Problem: Work through the data below line by line and say how many lines hold "Portuguesa"; give only the number.

(Collection entries)
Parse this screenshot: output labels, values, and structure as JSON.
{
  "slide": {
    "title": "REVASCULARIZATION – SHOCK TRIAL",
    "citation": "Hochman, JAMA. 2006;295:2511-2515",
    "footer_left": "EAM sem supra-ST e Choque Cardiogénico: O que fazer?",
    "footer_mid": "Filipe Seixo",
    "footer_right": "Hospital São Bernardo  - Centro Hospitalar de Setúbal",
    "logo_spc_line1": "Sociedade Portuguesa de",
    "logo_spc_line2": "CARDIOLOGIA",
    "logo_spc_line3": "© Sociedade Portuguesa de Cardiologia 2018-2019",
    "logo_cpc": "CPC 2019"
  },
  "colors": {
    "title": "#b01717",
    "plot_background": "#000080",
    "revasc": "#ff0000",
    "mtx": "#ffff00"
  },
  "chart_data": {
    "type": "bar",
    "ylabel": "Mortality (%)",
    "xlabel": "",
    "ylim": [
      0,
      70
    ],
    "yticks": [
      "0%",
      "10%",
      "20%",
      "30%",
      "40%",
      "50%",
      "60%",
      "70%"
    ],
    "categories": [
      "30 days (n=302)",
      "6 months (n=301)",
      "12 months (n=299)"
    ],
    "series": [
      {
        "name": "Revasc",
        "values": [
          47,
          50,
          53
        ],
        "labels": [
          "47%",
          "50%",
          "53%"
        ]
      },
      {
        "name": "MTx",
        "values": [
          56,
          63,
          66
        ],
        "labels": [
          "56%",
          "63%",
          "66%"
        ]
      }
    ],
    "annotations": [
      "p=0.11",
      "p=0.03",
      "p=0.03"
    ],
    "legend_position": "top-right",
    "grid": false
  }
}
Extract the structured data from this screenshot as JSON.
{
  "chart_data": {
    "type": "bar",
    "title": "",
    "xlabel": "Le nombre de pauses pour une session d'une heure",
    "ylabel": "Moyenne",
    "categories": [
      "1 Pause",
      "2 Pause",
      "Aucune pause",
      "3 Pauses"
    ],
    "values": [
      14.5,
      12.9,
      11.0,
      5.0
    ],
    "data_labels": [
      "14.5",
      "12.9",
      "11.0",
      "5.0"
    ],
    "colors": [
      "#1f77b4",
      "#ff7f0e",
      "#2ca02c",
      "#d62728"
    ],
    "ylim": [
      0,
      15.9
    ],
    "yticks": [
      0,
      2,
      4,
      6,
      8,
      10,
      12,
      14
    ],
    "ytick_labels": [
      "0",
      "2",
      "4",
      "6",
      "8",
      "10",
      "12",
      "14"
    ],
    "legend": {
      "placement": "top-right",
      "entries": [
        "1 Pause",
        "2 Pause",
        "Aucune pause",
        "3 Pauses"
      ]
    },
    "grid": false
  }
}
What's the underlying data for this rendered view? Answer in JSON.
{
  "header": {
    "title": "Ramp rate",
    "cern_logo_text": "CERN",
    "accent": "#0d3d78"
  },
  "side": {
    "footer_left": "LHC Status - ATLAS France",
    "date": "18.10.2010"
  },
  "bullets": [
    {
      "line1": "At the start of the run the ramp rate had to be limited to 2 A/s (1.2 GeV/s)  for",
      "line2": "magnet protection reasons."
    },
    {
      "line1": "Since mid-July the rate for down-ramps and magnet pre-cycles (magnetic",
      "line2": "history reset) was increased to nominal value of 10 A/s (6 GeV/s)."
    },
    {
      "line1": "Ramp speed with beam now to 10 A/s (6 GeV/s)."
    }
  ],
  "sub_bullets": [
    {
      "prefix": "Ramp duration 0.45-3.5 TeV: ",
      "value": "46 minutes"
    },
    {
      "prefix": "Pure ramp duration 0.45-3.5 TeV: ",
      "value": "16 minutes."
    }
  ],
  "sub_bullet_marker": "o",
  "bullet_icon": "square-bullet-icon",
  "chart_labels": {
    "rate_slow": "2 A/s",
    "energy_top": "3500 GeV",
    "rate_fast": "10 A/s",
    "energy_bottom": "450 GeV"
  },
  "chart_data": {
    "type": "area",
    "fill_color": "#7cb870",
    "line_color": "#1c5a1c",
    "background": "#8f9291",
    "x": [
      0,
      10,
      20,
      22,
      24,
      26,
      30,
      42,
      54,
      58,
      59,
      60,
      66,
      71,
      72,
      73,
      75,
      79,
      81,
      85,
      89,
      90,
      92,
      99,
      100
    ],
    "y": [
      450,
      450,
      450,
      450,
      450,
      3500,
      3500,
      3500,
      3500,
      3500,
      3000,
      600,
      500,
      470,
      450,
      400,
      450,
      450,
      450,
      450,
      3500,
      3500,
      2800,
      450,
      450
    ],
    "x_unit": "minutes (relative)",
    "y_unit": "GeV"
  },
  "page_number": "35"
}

Output below: 2